### Data ###
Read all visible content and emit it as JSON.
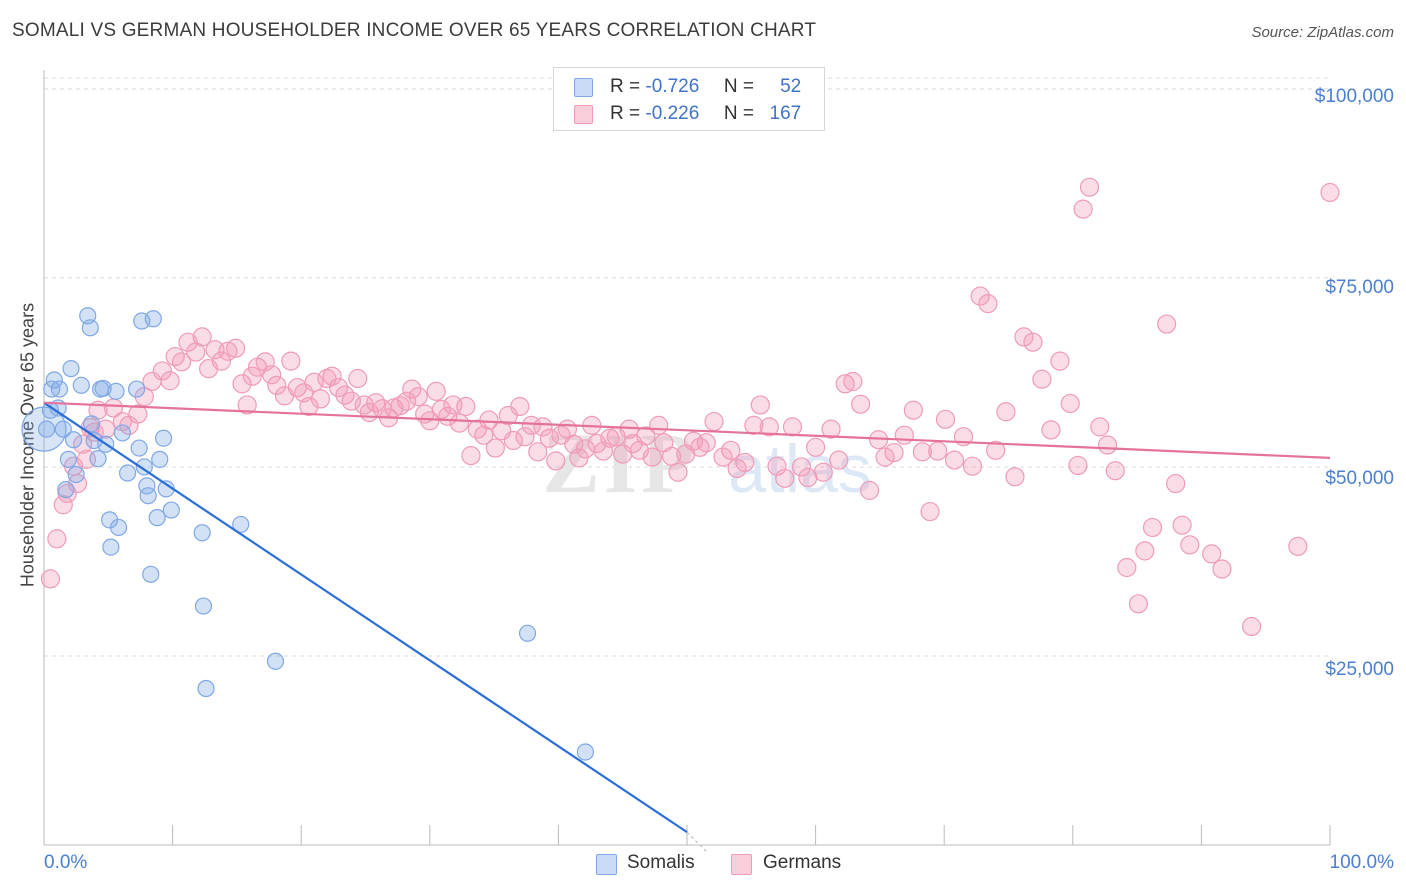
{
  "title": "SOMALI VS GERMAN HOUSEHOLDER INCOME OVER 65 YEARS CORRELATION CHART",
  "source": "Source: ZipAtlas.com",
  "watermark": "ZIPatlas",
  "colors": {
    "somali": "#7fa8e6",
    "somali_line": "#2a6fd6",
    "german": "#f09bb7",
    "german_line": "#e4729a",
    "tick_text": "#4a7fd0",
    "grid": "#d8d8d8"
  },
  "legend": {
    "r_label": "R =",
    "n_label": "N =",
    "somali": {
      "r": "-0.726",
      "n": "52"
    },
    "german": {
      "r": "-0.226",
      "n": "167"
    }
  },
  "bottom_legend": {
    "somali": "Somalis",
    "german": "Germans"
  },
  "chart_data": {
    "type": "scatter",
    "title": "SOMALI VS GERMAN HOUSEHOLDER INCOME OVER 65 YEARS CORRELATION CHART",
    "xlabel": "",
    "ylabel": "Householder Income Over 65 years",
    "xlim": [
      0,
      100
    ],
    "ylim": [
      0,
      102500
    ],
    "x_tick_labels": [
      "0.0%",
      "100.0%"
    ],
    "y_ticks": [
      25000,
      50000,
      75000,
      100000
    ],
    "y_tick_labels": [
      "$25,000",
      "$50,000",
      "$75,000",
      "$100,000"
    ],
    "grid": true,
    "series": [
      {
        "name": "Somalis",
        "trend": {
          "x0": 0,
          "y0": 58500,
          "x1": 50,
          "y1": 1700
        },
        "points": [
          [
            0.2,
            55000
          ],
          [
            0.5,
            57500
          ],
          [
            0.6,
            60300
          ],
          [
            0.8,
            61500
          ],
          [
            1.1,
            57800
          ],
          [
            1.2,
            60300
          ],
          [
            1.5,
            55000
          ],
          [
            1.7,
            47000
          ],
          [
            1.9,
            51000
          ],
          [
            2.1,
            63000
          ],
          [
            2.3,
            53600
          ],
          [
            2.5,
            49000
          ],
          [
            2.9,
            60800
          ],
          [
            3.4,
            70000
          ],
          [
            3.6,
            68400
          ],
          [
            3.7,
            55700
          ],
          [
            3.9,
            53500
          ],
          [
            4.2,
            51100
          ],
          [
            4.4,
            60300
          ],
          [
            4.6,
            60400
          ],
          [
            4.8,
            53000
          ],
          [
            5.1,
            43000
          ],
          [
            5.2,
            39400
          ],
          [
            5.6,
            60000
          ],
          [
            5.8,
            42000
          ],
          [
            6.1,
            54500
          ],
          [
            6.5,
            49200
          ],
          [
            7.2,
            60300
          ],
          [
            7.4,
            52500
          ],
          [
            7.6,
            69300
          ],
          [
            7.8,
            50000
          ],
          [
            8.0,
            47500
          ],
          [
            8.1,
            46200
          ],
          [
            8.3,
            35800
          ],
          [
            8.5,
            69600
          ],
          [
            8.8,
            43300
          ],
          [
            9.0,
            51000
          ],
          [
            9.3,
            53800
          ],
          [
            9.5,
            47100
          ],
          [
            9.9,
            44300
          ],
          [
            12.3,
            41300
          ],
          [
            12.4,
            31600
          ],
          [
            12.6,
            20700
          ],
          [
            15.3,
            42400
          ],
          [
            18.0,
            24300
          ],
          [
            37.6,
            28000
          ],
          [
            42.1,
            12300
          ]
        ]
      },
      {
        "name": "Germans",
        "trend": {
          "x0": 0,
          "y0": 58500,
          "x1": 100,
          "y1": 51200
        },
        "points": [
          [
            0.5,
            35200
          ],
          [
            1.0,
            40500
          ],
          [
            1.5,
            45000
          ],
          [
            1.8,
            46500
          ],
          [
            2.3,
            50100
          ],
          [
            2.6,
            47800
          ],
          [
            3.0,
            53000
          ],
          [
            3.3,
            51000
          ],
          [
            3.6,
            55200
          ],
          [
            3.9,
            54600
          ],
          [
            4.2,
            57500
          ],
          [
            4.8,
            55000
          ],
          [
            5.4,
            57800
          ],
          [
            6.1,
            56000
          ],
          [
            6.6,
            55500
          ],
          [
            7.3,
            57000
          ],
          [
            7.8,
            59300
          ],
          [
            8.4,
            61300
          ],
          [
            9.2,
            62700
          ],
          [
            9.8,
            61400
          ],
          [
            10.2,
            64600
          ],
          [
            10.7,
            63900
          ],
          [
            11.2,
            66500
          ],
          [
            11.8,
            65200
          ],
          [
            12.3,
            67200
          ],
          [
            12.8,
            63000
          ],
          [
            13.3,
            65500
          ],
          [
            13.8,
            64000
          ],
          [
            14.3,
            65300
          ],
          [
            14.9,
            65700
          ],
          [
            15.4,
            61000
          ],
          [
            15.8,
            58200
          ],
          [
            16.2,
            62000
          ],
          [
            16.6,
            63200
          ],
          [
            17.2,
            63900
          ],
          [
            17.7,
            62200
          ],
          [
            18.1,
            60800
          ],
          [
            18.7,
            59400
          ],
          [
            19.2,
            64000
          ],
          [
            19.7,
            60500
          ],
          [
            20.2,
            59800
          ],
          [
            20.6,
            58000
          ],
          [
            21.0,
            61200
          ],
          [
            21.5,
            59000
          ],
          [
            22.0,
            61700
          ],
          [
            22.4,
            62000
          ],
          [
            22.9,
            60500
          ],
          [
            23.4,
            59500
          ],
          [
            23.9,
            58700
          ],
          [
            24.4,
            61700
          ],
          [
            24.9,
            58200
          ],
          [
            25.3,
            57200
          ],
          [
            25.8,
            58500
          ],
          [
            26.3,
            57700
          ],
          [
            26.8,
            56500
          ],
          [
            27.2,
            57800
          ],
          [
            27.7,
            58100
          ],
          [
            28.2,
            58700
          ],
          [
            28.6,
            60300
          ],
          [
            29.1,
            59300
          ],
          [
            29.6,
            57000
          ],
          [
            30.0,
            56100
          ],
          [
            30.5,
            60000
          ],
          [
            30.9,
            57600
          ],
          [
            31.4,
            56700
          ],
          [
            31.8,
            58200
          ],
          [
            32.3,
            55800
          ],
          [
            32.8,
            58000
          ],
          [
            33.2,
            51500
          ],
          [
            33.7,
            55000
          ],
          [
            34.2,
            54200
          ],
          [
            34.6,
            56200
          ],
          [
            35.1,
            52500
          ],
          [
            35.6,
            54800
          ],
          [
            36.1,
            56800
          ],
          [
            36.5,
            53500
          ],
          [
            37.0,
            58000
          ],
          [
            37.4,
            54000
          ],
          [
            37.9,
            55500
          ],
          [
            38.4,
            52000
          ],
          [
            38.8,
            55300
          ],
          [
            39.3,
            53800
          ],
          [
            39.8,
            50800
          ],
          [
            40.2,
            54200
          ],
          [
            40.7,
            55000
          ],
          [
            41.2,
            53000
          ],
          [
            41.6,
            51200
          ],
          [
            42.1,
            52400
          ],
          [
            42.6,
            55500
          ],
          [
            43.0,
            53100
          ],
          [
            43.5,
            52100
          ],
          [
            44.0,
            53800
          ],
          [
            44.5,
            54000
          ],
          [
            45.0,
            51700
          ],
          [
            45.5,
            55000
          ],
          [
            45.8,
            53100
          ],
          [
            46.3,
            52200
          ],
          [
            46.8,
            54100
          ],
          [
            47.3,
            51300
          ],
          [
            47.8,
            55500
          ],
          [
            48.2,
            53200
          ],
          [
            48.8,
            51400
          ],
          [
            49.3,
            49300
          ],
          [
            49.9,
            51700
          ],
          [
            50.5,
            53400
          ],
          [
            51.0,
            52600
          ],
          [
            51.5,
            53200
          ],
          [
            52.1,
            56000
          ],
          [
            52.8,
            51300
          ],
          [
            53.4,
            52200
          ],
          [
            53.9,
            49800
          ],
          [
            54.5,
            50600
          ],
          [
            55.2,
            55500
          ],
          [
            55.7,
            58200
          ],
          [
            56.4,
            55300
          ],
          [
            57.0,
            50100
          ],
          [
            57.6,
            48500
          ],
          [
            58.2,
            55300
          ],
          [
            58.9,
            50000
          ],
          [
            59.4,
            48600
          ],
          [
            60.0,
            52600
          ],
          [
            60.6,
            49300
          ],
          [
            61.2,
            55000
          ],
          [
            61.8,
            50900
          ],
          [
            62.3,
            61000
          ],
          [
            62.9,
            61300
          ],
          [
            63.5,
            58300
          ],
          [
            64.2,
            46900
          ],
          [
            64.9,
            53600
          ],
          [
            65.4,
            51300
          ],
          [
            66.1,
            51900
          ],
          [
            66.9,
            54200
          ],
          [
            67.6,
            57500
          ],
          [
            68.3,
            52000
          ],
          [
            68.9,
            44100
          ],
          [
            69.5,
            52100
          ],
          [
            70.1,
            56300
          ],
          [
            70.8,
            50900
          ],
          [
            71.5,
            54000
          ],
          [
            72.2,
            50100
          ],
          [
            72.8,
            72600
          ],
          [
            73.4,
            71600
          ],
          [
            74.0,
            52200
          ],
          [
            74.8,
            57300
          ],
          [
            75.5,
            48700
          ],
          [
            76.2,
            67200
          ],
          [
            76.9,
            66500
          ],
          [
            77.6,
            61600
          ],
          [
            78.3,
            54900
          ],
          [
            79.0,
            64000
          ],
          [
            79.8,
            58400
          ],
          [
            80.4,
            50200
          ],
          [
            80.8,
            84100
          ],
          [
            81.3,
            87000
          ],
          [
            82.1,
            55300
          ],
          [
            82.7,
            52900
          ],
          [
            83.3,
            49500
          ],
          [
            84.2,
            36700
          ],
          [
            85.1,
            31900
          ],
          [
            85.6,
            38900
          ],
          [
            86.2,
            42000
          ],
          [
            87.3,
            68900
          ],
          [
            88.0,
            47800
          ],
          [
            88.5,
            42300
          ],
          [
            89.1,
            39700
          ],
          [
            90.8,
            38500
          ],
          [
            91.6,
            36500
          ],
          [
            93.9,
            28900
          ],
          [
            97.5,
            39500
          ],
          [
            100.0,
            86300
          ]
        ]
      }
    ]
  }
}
###
=== Instruction ===
Above are the records; copy every line in them that holds the word "CORRELATION".

=== The output ===
  "title": "SOMALI VS GERMAN HOUSEHOLDER INCOME OVER 65 YEARS CORRELATION CHART",
    "title": "SOMALI VS GERMAN HOUSEHOLDER INCOME OVER 65 YEARS CORRELATION CHART",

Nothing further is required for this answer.